▶ [Exercise requirements]
Repeat the lines in the material below word for word, leaving out the pictures.

[Records]
------------------------
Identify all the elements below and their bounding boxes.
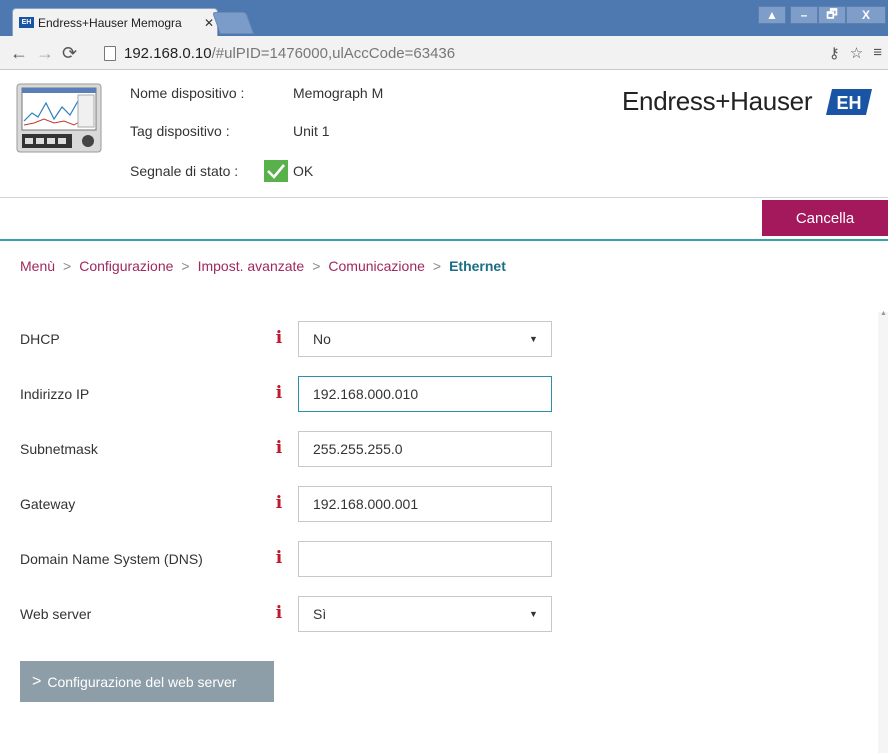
- eh-logo-icon: EH: [826, 88, 873, 115]
- web-server-config-button[interactable]: > Configurazione del web server: [20, 661, 274, 702]
- browser-tab[interactable]: EH Endress+Hauser Memogra ✕: [12, 8, 218, 36]
- logo-text: Endress+Hauser: [622, 86, 813, 116]
- back-arrow-icon[interactable]: ←: [10, 43, 28, 64]
- device-name-value: Memograph M: [293, 85, 384, 101]
- web-server-config-label: Configurazione del web server: [47, 673, 237, 690]
- info-icon[interactable]: i: [270, 328, 288, 348]
- info-icon[interactable]: i: [270, 603, 288, 623]
- tab-title: Endress+Hauser Memogra: [38, 15, 182, 30]
- status-label: Segnale di stato :: [130, 163, 239, 179]
- dhcp-select[interactable]: No ▼: [298, 321, 552, 357]
- device-image: [16, 83, 102, 153]
- forward-arrow-icon[interactable]: →: [36, 43, 54, 64]
- check-icon: [264, 160, 288, 182]
- breadcrumb-separator: >: [63, 258, 72, 274]
- dns-label: Domain Name System (DNS): [20, 551, 203, 567]
- close-window-button[interactable]: X: [846, 6, 886, 24]
- maximize-button[interactable]: 🗗: [818, 6, 846, 24]
- breadcrumb-separator: >: [432, 258, 442, 274]
- page-icon: [104, 45, 116, 61]
- star-icon[interactable]: ☆: [850, 44, 863, 62]
- header-divider: [0, 197, 888, 198]
- info-icon[interactable]: i: [270, 438, 288, 458]
- eh-favicon-icon: EH: [19, 17, 34, 28]
- ip-address-label: Indirizzo IP: [20, 386, 90, 402]
- chevron-down-icon: ▼: [529, 334, 538, 344]
- minimize-button[interactable]: –: [790, 6, 818, 24]
- chevron-down-icon: ▼: [529, 609, 538, 619]
- menu-icon[interactable]: ≡: [873, 44, 882, 62]
- cancel-button[interactable]: Cancella: [762, 200, 888, 236]
- chevron-right-icon: >: [32, 672, 42, 690]
- teal-divider: [0, 239, 888, 241]
- scroll-up-icon[interactable]: ▲: [880, 310, 887, 317]
- gateway-input[interactable]: 192.168.000.001: [298, 486, 552, 522]
- breadcrumb: Menù > Configurazione > Impost. avanzate…: [20, 258, 506, 274]
- window-controls: ▲ – 🗗 X: [758, 6, 886, 24]
- web-server-label: Web server: [20, 606, 92, 622]
- address-bar: ← → ⟳ 192.168.0.10 /#ulPID=1476000,ulAcc…: [0, 36, 888, 70]
- new-tab-button[interactable]: [211, 12, 255, 34]
- scrollbar[interactable]: [878, 312, 888, 753]
- breadcrumb-item-impost-avanzate[interactable]: Impost. avanzate: [198, 258, 305, 274]
- url-path: /#ulPID=1476000,ulAccCode=63436: [211, 44, 456, 62]
- dhcp-label: DHCP: [20, 331, 60, 347]
- ip-address-input[interactable]: 192.168.000.010: [298, 376, 552, 412]
- subnetmask-label: Subnetmask: [20, 441, 98, 457]
- breadcrumb-item-comunicazione[interactable]: Comunicazione: [328, 258, 425, 274]
- device-tag-label: Tag dispositivo :: [130, 123, 230, 139]
- dns-input[interactable]: [298, 541, 552, 577]
- browser-titlebar: EH Endress+Hauser Memogra ✕ ▲ – 🗗 X: [0, 0, 888, 36]
- dhcp-value: No: [313, 331, 331, 347]
- subnetmask-input[interactable]: 255.255.255.0: [298, 431, 552, 467]
- status-value: OK: [293, 163, 314, 179]
- device-tag-value: Unit 1: [293, 123, 330, 139]
- url-field[interactable]: 192.168.0.10 /#ulPID=1476000,ulAccCode=6…: [104, 41, 834, 65]
- info-icon[interactable]: i: [270, 548, 288, 568]
- gateway-label: Gateway: [20, 496, 76, 512]
- user-icon[interactable]: ▲: [758, 6, 786, 24]
- breadcrumb-current: Ethernet: [449, 258, 506, 274]
- breadcrumb-item-configurazione[interactable]: Configurazione: [79, 258, 173, 274]
- url-host: 192.168.0.10: [124, 44, 212, 62]
- breadcrumb-separator: >: [312, 258, 321, 274]
- reload-icon[interactable]: ⟳: [62, 43, 77, 64]
- logo-mark-text: EH: [837, 93, 862, 113]
- info-icon[interactable]: i: [270, 383, 288, 403]
- endress-hauser-logo: Endress+Hauser EH: [622, 86, 873, 117]
- web-server-value: Sì: [313, 606, 327, 622]
- info-icon[interactable]: i: [270, 493, 288, 513]
- breadcrumb-separator: >: [181, 258, 190, 274]
- web-server-select[interactable]: Sì ▼: [298, 596, 552, 632]
- key-icon[interactable]: ⚷: [829, 44, 840, 62]
- breadcrumb-item-menu[interactable]: Menù: [20, 258, 55, 274]
- device-name-label: Nome dispositivo :: [130, 85, 245, 101]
------------------------
▶ [The result]
Identify all the elements below and their bounding boxes.
- eh-logo-icon: EH: [826, 88, 873, 115]
- web-server-config-button[interactable]: > Configurazione del web server: [20, 661, 274, 702]
- browser-tab[interactable]: EH Endress+Hauser Memogra ✕: [12, 8, 218, 36]
- logo-text: Endress+Hauser: [622, 86, 813, 116]
- back-arrow-icon[interactable]: ←: [10, 43, 28, 64]
- device-name-value: Memograph M: [293, 85, 384, 101]
- web-server-config-label: Configurazione del web server: [47, 673, 237, 690]
- info-icon[interactable]: i: [270, 328, 288, 348]
- info-icon[interactable]: i: [270, 603, 288, 623]
- tab-title: Endress+Hauser Memogra: [38, 15, 182, 30]
- status-label: Segnale di stato :: [130, 163, 239, 179]
- dhcp-select[interactable]: No ▼: [298, 321, 552, 357]
- device-image: [16, 83, 102, 153]
- forward-arrow-icon[interactable]: →: [36, 43, 54, 64]
- check-icon: [264, 160, 288, 182]
- breadcrumb-separator: >: [63, 258, 72, 274]
- dns-label: Domain Name System (DNS): [20, 551, 203, 567]
- close-window-button[interactable]: X: [846, 6, 886, 24]
- maximize-button[interactable]: 🗗: [818, 6, 846, 24]
- breadcrumb-separator: >: [432, 258, 442, 274]
- page-icon: [104, 45, 116, 61]
- star-icon[interactable]: ☆: [850, 44, 863, 62]
- header-divider: [0, 197, 888, 198]
- info-icon[interactable]: i: [270, 438, 288, 458]
- eh-favicon-icon: EH: [19, 17, 34, 28]
- ip-address-label: Indirizzo IP: [20, 386, 90, 402]
- chevron-down-icon: ▼: [529, 334, 538, 344]
- minimize-button[interactable]: –: [790, 6, 818, 24]
- chevron-down-icon: ▼: [529, 609, 538, 619]
- menu-icon[interactable]: ≡: [873, 44, 882, 62]
- cancel-button[interactable]: Cancella: [762, 200, 888, 236]
- chevron-right-icon: >: [32, 672, 42, 690]
- teal-divider: [0, 239, 888, 241]
- scroll-up-icon[interactable]: ▲: [880, 310, 887, 317]
- gateway-input[interactable]: 192.168.000.001: [298, 486, 552, 522]
- breadcrumb: Menù > Configurazione > Impost. avanzate…: [20, 258, 506, 274]
- window-controls: ▲ – 🗗 X: [758, 6, 886, 24]
- web-server-label: Web server: [20, 606, 92, 622]
- address-bar: ← → ⟳ 192.168.0.10 /#ulPID=1476000,ulAcc…: [0, 36, 888, 70]
- new-tab-button[interactable]: [211, 12, 255, 34]
- scrollbar[interactable]: [878, 312, 888, 753]
- breadcrumb-item-impost-avanzate[interactable]: Impost. avanzate: [198, 258, 305, 274]
- url-path: /#ulPID=1476000,ulAccCode=63436: [211, 44, 456, 62]
- dhcp-label: DHCP: [20, 331, 60, 347]
- ip-address-input[interactable]: 192.168.000.010: [298, 376, 552, 412]
- subnetmask-label: Subnetmask: [20, 441, 98, 457]
- breadcrumb-item-comunicazione[interactable]: Comunicazione: [328, 258, 425, 274]
- device-tag-label: Tag dispositivo :: [130, 123, 230, 139]
- dns-input[interactable]: [298, 541, 552, 577]
- browser-titlebar: EH Endress+Hauser Memogra ✕ ▲ – 🗗 X: [0, 0, 888, 36]
- dhcp-value: No: [313, 331, 331, 347]
- subnetmask-input[interactable]: 255.255.255.0: [298, 431, 552, 467]
- status-value: OK: [293, 163, 314, 179]
- device-tag-value: Unit 1: [293, 123, 330, 139]
- url-field[interactable]: 192.168.0.10 /#ulPID=1476000,ulAccCode=6…: [104, 41, 834, 65]
- info-icon[interactable]: i: [270, 548, 288, 568]
- gateway-label: Gateway: [20, 496, 76, 512]
- user-icon[interactable]: ▲: [758, 6, 786, 24]
- breadcrumb-current: Ethernet: [449, 258, 506, 274]
- breadcrumb-item-configurazione[interactable]: Configurazione: [79, 258, 173, 274]
- url-host: 192.168.0.10: [124, 44, 212, 62]
- breadcrumb-separator: >: [312, 258, 321, 274]
- reload-icon[interactable]: ⟳: [62, 43, 77, 64]
- logo-mark-text: EH: [837, 93, 862, 113]
- info-icon[interactable]: i: [270, 383, 288, 403]
- endress-hauser-logo: Endress+Hauser EH: [622, 86, 873, 117]
- web-server-value: Sì: [313, 606, 327, 622]
- info-icon[interactable]: i: [270, 493, 288, 513]
- breadcrumb-separator: >: [181, 258, 190, 274]
- web-server-select[interactable]: Sì ▼: [298, 596, 552, 632]
- key-icon[interactable]: ⚷: [829, 44, 840, 62]
- breadcrumb-item-menu[interactable]: Menù: [20, 258, 55, 274]
- device-name-label: Nome dispositivo :: [130, 85, 245, 101]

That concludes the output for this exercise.